Segment Start: Source extract

Retinoids and activation of PKC induce tissue-type plasminogen activator expression and storage in human astrocytes.

Abstract

Emerging data demonstrate important roles for tissue-type plasminogen activator (t-PA) in the central nervous system (CNS). In contrast to endothelial cells, little is known about the regulation of t-PA gene expression and secretion in astrocytes. The aims of the present study were to investigate whether t-PA gene expression is regulated by retinoids and the protein kinase C (PKC) activator phorbol 12-myristate 13-acetate (PMA) in human astrocytes, and to study whether t-PA is stored and subject to regulated release from these cells, as with endothelial cells. Native human astrocytes were treated with RA and/or PMA. mRNA was quantified by real-time RT-PCR and protein secretion determined by ELISA. Intracellular t-PA immunoreactivity in astrocytes was examined by immunocyto- and histochemistry. RA and/or PMA induced a time-dependent increase in t-PA mRNA and protein levels in astrocytes, reaching 10-fold after combined treatment. This was associated with increased amounts of t-PA storage in intracellular granular structures. Both forskolin and histamine induced regulated release of t-PA. The presence of t-PA in reactive astrocytes was confirmed in human brain tissue. These data show that RA and PKC activation induce a strong up-regulation of t-PA expression in astrocytes, and increased intracellular storage pools. Moreover, a regulated release of t-PA can be induced from these cells. This raises the possibility that astrocytes contribute to the regulation of extracellular t-PA levels in the CNS.

Segment End: Source extract

How to complete this task » In the abstract on t-PA in human astrocytes, which findings lead to the suggestion that astrocytes may help regulate extracellular t-PA levels in the CNS? Answer in one to three sentences. None of these lines are needed for the work here.

Segment Start: Information shown

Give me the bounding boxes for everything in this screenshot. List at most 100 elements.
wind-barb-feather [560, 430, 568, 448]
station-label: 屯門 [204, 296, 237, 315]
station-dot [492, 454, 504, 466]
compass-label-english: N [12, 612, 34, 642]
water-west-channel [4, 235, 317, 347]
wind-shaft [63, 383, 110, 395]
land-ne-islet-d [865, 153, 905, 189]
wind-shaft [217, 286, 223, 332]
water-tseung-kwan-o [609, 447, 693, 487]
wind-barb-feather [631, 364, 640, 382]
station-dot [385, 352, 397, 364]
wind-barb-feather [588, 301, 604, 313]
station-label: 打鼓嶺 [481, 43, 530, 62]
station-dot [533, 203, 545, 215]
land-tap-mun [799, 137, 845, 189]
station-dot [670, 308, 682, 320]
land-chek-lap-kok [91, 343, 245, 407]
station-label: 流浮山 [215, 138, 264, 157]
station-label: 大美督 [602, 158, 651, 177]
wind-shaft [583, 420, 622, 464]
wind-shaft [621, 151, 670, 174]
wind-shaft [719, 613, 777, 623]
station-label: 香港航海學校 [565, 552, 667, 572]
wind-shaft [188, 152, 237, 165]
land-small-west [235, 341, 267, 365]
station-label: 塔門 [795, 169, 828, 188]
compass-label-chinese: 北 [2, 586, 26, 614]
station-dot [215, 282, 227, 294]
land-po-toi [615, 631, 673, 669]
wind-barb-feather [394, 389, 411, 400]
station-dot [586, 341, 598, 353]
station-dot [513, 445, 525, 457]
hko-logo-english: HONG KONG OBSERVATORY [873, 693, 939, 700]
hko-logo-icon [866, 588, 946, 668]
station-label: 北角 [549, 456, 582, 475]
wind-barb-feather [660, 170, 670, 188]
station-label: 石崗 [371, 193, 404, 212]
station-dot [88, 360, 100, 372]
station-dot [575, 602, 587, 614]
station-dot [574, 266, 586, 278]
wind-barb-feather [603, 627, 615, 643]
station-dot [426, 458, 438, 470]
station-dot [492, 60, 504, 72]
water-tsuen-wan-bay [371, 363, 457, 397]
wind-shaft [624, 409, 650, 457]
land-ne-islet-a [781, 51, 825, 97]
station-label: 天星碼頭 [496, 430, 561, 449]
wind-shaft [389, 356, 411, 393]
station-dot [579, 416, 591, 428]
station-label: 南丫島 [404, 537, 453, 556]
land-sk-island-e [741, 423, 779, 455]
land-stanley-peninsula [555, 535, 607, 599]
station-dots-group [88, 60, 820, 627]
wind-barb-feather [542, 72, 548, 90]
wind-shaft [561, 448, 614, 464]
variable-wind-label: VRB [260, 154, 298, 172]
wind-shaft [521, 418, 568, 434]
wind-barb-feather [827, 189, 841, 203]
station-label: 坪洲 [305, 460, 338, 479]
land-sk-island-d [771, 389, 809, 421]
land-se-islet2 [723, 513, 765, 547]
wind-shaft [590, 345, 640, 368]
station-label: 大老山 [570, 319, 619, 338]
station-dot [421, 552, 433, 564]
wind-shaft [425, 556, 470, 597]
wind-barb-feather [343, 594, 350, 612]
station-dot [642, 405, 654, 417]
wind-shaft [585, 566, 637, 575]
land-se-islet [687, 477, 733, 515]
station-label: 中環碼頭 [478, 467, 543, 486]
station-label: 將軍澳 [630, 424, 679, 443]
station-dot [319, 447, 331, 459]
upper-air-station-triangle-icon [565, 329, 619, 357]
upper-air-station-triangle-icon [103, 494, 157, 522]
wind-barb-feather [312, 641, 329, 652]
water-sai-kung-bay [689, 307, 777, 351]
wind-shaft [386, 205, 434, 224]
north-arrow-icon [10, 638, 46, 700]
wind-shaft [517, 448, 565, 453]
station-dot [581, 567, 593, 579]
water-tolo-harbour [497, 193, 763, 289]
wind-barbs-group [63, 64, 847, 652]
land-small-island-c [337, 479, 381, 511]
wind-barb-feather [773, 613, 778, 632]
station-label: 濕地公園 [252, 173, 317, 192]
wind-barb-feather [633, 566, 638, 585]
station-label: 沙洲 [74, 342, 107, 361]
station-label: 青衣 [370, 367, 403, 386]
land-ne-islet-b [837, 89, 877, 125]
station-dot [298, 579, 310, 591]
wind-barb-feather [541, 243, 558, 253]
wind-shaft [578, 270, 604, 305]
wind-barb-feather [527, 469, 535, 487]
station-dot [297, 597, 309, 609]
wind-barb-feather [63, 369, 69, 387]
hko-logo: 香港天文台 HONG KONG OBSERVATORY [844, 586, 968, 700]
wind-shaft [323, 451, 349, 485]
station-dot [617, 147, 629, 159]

Segment End: Information shown

Response for this exercise » The study found that retinoic acid and PKC activation strongly up-regulate t-PA expression in astrocytes and enlarge their intracellular storage pools of t-PA. It also found that a regulated release of t-PA can be induced from these cells, as forskolin and histamine both did.